Entries shown =>
------------------------------------------------------------------------
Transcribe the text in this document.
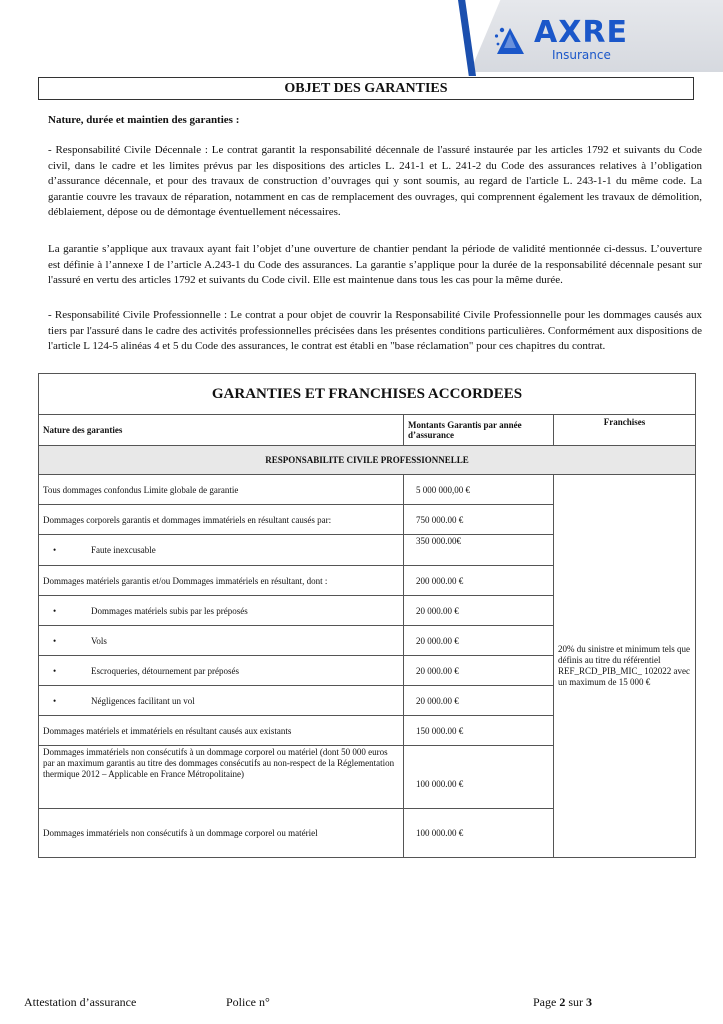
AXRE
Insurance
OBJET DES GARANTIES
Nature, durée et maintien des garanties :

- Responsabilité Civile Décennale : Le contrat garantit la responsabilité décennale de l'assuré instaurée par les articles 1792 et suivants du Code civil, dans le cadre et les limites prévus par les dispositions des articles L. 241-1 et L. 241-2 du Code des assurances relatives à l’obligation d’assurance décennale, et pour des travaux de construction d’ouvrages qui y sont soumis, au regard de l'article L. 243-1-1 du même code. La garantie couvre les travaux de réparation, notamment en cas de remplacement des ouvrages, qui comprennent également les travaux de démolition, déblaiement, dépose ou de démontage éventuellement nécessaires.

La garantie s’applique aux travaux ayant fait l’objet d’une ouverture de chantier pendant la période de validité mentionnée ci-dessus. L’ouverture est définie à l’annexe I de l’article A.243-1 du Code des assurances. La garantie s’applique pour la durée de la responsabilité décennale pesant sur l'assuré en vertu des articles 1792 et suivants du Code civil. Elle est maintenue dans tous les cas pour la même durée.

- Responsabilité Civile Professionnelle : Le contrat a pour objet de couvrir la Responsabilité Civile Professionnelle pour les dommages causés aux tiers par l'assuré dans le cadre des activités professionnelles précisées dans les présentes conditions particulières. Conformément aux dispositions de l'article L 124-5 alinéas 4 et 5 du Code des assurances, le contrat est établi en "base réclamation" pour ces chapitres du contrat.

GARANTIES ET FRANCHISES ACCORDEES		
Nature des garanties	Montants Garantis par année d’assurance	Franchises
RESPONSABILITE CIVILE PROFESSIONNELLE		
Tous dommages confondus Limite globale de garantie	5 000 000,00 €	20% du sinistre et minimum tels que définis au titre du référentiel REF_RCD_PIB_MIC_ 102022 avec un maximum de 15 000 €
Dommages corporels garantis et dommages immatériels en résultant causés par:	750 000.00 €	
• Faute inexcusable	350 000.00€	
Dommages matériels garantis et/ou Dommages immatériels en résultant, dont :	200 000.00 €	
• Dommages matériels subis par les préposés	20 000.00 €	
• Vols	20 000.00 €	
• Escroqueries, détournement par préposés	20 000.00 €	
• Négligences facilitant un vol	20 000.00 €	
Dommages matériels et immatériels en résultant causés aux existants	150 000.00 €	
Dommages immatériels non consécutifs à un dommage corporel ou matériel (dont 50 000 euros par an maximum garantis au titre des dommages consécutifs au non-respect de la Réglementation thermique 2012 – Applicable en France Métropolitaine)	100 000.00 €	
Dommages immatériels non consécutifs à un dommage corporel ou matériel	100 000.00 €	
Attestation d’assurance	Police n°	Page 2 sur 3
------------------------------------------------------------------------
What to produce => Set the listing down in full and exactly. Pictures within it should not appear in the copy.

Written response =>
Transcribe the text in this document.
AXRE
Insurance
OBJET DES GARANTIES
Nature, durée et maintien des garanties :

- Responsabilité Civile Décennale : Le contrat garantit la responsabilité décennale de l'assuré instaurée par les articles 1792 et suivants du Code civil, dans le cadre et les limites prévus par les dispositions des articles L. 241-1 et L. 241-2 du Code des assurances relatives à l’obligation d’assurance décennale, et pour des travaux de construction d’ouvrages qui y sont soumis, au regard de l'article L. 243-1-1 du même code. La garantie couvre les travaux de réparation, notamment en cas de remplacement des ouvrages, qui comprennent également les travaux de démolition, déblaiement, dépose ou de démontage éventuellement nécessaires.

La garantie s’applique aux travaux ayant fait l’objet d’une ouverture de chantier pendant la période de validité mentionnée ci-dessus. L’ouverture est définie à l’annexe I de l’article A.243-1 du Code des assurances. La garantie s’applique pour la durée de la responsabilité décennale pesant sur l'assuré en vertu des articles 1792 et suivants du Code civil. Elle est maintenue dans tous les cas pour la même durée.

- Responsabilité Civile Professionnelle : Le contrat a pour objet de couvrir la Responsabilité Civile Professionnelle pour les dommages causés aux tiers par l'assuré dans le cadre des activités professionnelles précisées dans les présentes conditions particulières. Conformément aux dispositions de l'article L 124-5 alinéas 4 et 5 du Code des assurances, le contrat est établi en "base réclamation" pour ces chapitres du contrat.

GARANTIES ET FRANCHISES ACCORDEES		
Nature des garanties	Montants Garantis par année d’assurance	Franchises
RESPONSABILITE CIVILE PROFESSIONNELLE		
Tous dommages confondus Limite globale de garantie	5 000 000,00 €	20% du sinistre et minimum tels que définis au titre du référentiel REF_RCD_PIB_MIC_ 102022 avec un maximum de 15 000 €
Dommages corporels garantis et dommages immatériels en résultant causés par:	750 000.00 €	
• Faute inexcusable	350 000.00€	
Dommages matériels garantis et/ou Dommages immatériels en résultant, dont :	200 000.00 €	
• Dommages matériels subis par les préposés	20 000.00 €	
• Vols	20 000.00 €	
• Escroqueries, détournement par préposés	20 000.00 €	
• Négligences facilitant un vol	20 000.00 €	
Dommages matériels et immatériels en résultant causés aux existants	150 000.00 €	
Dommages immatériels non consécutifs à un dommage corporel ou matériel (dont 50 000 euros par an maximum garantis au titre des dommages consécutifs au non-respect de la Réglementation thermique 2012 – Applicable en France Métropolitaine)	100 000.00 €	
Dommages immatériels non consécutifs à un dommage corporel ou matériel	100 000.00 €	
Attestation d’assurance	Police n°	Page 2 sur 3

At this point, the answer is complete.